=== Source document ===

────────────────────

Habit formation is a form of wishful thinking. You're creating a rut of the
mind, and as such, become more separated from the reality at hand. Wishful
thinking, at its core, is a form of separation from reality.

Normally, external conditions reinforces the habit, and so the rut of the mind
gets deeper and deeper. But when external conditions change -- as they
inevitably will -- you end up with a psychological dynamic described by the
Five Stages of Grief. Most people's notion of "bad" are formed from when
external changes forces them out of their comfortable habits. They cling to
these habits and wish things would "get back to normal".

As such, there is neither "good" or "bad" habits. There are just habits, all
of which keep you from adapting to change, and are just as much out of touch
with reality as wishful thinking.

------
Jun8
From
([http://en.wikipedia.org/wiki/James_Stockdale](http://en.wikipedia.org/wiki/James_Stockdale))

────────────────────

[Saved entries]
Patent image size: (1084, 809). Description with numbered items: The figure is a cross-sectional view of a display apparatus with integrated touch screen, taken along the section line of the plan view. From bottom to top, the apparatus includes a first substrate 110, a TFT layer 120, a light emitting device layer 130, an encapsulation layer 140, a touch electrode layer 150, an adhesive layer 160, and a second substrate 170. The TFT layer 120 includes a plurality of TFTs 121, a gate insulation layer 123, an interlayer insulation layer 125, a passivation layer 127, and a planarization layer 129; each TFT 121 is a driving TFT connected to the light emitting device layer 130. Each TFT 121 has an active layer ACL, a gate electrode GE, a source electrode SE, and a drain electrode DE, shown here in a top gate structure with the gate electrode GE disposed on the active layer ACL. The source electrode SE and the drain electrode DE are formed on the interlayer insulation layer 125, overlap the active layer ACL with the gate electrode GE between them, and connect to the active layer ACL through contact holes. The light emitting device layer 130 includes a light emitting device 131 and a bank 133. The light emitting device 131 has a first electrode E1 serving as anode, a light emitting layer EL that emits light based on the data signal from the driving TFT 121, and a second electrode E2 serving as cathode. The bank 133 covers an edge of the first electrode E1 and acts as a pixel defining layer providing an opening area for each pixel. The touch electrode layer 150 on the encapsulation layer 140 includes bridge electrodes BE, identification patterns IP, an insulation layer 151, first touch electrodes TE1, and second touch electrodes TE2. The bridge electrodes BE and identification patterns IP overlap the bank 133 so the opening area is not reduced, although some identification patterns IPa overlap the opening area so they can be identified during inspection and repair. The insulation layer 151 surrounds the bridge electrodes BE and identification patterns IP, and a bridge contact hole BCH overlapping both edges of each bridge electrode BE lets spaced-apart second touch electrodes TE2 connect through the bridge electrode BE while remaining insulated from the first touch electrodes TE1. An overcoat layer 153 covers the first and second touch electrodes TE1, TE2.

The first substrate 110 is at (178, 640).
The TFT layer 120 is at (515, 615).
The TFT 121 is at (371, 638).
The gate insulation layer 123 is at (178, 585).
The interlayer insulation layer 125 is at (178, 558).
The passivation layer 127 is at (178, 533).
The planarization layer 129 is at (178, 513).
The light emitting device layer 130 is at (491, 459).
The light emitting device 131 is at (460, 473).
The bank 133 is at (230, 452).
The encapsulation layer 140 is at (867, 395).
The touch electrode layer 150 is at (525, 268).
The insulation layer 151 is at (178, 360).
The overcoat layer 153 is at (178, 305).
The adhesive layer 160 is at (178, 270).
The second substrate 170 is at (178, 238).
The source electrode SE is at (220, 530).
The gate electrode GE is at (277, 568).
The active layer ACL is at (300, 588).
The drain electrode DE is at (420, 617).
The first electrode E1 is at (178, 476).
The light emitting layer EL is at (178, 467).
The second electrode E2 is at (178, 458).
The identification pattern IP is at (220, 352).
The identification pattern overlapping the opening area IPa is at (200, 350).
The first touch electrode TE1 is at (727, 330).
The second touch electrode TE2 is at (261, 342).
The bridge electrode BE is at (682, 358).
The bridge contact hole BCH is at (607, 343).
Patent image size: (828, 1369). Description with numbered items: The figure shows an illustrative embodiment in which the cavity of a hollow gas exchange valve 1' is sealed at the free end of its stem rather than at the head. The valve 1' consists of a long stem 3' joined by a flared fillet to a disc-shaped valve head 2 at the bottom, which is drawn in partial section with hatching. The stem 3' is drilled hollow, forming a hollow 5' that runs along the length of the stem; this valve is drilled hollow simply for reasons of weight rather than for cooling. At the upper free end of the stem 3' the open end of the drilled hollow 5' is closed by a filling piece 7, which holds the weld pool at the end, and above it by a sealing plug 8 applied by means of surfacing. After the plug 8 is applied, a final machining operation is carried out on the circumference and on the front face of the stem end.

────────────────────

=== Task list ===
a – Reproduce the part of the text on habit formation starting with "Habit formation is" and going on through "as wishful thinking.".
b – Carry on the text on habit formation from the point where it stops.
The rows stand apart from the text on habit formation.

=== Exercise results ===
a –
Habit formation is a form of wishful thinking. You're creating a rut of the
mind, and as such, become more separated from the reality at hand. Wishful
thinking, at its core, is a form of separation from reality.

Normally, external conditions reinforces the habit, and so the rut of the mind
gets deeper and deeper. But when external conditions change -- as they
inevitably will -- you end up with a psychological dynamic described by the
Five Stages of Grief. Most people's notion of "bad" are formed from when
external changes forces them out of their comfortable habits. They cling to
these habits and wish things would "get back to normal".

As such, there is neither "good" or "bad" habits. There are just habits, all
of which keep you from adapting to change, and are just as much out of touch
with reality as wishful thinking.

b –
When [...] asked who didn't make it out of Vietnam, Stockdale replied:

Oh, that's easy, the optimists. Oh, they were the ones who said, 'We're going
to be out by Christmas.' And Christmas would come, and Christmas would go.
Then they'd say, 'We're going to be out by Easter.' And Easter would come, and
Easter would go. And then Thanksgiving, and then it would be Christmas again.
And they died of a broken heart."

Stockdale then added: This is a very important lesson. You must never confuse
faith that you will prevail in the end—which you can never afford to lose—with
the discipline to confront the most brutal facts of your current reality,
whatever they might be.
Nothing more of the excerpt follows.